PROBLEM TO WORK ON
All of the records below need to be copied exactly.

LISTED RECORDS
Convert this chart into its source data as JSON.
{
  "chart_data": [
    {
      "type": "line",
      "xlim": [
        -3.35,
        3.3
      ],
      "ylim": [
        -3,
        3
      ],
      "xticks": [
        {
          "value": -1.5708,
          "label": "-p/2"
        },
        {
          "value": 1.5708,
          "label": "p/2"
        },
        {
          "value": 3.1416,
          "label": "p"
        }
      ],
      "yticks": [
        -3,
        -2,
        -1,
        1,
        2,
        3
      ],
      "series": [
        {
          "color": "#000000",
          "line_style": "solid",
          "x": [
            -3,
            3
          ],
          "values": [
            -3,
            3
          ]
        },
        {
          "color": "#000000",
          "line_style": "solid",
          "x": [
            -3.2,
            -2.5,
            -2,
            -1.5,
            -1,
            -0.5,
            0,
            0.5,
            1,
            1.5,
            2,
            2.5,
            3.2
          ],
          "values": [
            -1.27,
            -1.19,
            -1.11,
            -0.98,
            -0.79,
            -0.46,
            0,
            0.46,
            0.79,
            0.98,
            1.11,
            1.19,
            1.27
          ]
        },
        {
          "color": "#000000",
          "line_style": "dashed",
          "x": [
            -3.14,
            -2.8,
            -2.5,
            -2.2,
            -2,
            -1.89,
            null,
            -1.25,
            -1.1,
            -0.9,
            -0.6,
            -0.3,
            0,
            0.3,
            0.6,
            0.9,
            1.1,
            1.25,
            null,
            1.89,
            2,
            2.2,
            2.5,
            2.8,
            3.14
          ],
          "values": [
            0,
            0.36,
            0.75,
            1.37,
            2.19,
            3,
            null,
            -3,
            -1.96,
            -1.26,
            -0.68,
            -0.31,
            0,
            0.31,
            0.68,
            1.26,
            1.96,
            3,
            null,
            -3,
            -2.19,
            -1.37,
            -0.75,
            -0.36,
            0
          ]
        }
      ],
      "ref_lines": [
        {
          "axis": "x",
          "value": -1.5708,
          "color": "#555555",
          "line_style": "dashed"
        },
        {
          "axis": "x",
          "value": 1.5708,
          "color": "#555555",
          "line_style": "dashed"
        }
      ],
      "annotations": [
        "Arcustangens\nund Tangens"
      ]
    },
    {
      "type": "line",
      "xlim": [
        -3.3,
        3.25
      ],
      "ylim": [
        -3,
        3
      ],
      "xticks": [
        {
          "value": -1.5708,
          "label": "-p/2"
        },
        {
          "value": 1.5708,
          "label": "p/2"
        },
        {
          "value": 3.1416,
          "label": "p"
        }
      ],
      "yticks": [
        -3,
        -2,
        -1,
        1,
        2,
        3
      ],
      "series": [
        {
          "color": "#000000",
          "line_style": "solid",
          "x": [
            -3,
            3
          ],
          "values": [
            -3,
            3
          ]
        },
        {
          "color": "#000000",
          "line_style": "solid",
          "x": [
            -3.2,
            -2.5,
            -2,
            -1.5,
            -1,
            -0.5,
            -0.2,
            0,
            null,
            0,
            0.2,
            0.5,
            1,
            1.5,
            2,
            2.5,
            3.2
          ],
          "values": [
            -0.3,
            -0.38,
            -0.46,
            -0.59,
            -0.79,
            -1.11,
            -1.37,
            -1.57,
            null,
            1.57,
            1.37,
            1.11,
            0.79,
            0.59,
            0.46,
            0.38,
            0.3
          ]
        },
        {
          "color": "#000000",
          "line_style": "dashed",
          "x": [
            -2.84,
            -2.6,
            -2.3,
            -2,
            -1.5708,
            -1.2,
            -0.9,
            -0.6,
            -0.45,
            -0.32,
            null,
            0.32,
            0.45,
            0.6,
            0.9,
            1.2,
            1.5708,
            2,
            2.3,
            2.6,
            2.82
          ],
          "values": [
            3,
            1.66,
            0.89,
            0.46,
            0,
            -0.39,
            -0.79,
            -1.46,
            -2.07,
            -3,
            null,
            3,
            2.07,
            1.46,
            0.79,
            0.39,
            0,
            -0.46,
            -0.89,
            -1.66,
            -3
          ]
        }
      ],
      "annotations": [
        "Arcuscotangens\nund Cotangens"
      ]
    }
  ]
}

FULL RESPONSE
Convert this chart into its source data as JSON.
{
  "chart_data": [
    {
      "type": "line",
      "xlim": [
        -3.35,
        3.3
      ],
      "ylim": [
        -3,
        3
      ],
      "xticks": [
        {
          "value": -1.5708,
          "label": "-p/2"
        },
        {
          "value": 1.5708,
          "label": "p/2"
        },
        {
          "value": 3.1416,
          "label": "p"
        }
      ],
      "yticks": [
        -3,
        -2,
        -1,
        1,
        2,
        3
      ],
      "series": [
        {
          "color": "#000000",
          "line_style": "solid",
          "x": [
            -3,
            3
          ],
          "values": [
            -3,
            3
          ]
        },
        {
          "color": "#000000",
          "line_style": "solid",
          "x": [
            -3.2,
            -2.5,
            -2,
            -1.5,
            -1,
            -0.5,
            0,
            0.5,
            1,
            1.5,
            2,
            2.5,
            3.2
          ],
          "values": [
            -1.27,
            -1.19,
            -1.11,
            -0.98,
            -0.79,
            -0.46,
            0,
            0.46,
            0.79,
            0.98,
            1.11,
            1.19,
            1.27
          ]
        },
        {
          "color": "#000000",
          "line_style": "dashed",
          "x": [
            -3.14,
            -2.8,
            -2.5,
            -2.2,
            -2,
            -1.89,
            null,
            -1.25,
            -1.1,
            -0.9,
            -0.6,
            -0.3,
            0,
            0.3,
            0.6,
            0.9,
            1.1,
            1.25,
            null,
            1.89,
            2,
            2.2,
            2.5,
            2.8,
            3.14
          ],
          "values": [
            0,
            0.36,
            0.75,
            1.37,
            2.19,
            3,
            null,
            -3,
            -1.96,
            -1.26,
            -0.68,
            -0.31,
            0,
            0.31,
            0.68,
            1.26,
            1.96,
            3,
            null,
            -3,
            -2.19,
            -1.37,
            -0.75,
            -0.36,
            0
          ]
        }
      ],
      "ref_lines": [
        {
          "axis": "x",
          "value": -1.5708,
          "color": "#555555",
          "line_style": "dashed"
        },
        {
          "axis": "x",
          "value": 1.5708,
          "color": "#555555",
          "line_style": "dashed"
        }
      ],
      "annotations": [
        "Arcustangens\nund Tangens"
      ]
    },
    {
      "type": "line",
      "xlim": [
        -3.3,
        3.25
      ],
      "ylim": [
        -3,
        3
      ],
      "xticks": [
        {
          "value": -1.5708,
          "label": "-p/2"
        },
        {
          "value": 1.5708,
          "label": "p/2"
        },
        {
          "value": 3.1416,
          "label": "p"
        }
      ],
      "yticks": [
        -3,
        -2,
        -1,
        1,
        2,
        3
      ],
      "series": [
        {
          "color": "#000000",
          "line_style": "solid",
          "x": [
            -3,
            3
          ],
          "values": [
            -3,
            3
          ]
        },
        {
          "color": "#000000",
          "line_style": "solid",
          "x": [
            -3.2,
            -2.5,
            -2,
            -1.5,
            -1,
            -0.5,
            -0.2,
            0,
            null,
            0,
            0.2,
            0.5,
            1,
            1.5,
            2,
            2.5,
            3.2
          ],
          "values": [
            -0.3,
            -0.38,
            -0.46,
            -0.59,
            -0.79,
            -1.11,
            -1.37,
            -1.57,
            null,
            1.57,
            1.37,
            1.11,
            0.79,
            0.59,
            0.46,
            0.38,
            0.3
          ]
        },
        {
          "color": "#000000",
          "line_style": "dashed",
          "x": [
            -2.84,
            -2.6,
            -2.3,
            -2,
            -1.5708,
            -1.2,
            -0.9,
            -0.6,
            -0.45,
            -0.32,
            null,
            0.32,
            0.45,
            0.6,
            0.9,
            1.2,
            1.5708,
            2,
            2.3,
            2.6,
            2.82
          ],
          "values": [
            3,
            1.66,
            0.89,
            0.46,
            0,
            -0.39,
            -0.79,
            -1.46,
            -2.07,
            -3,
            null,
            3,
            2.07,
            1.46,
            0.79,
            0.39,
            0,
            -0.46,
            -0.89,
            -1.66,
            -3
          ]
        }
      ],
      "annotations": [
        "Arcuscotangens\nund Cotangens"
      ]
    }
  ]
}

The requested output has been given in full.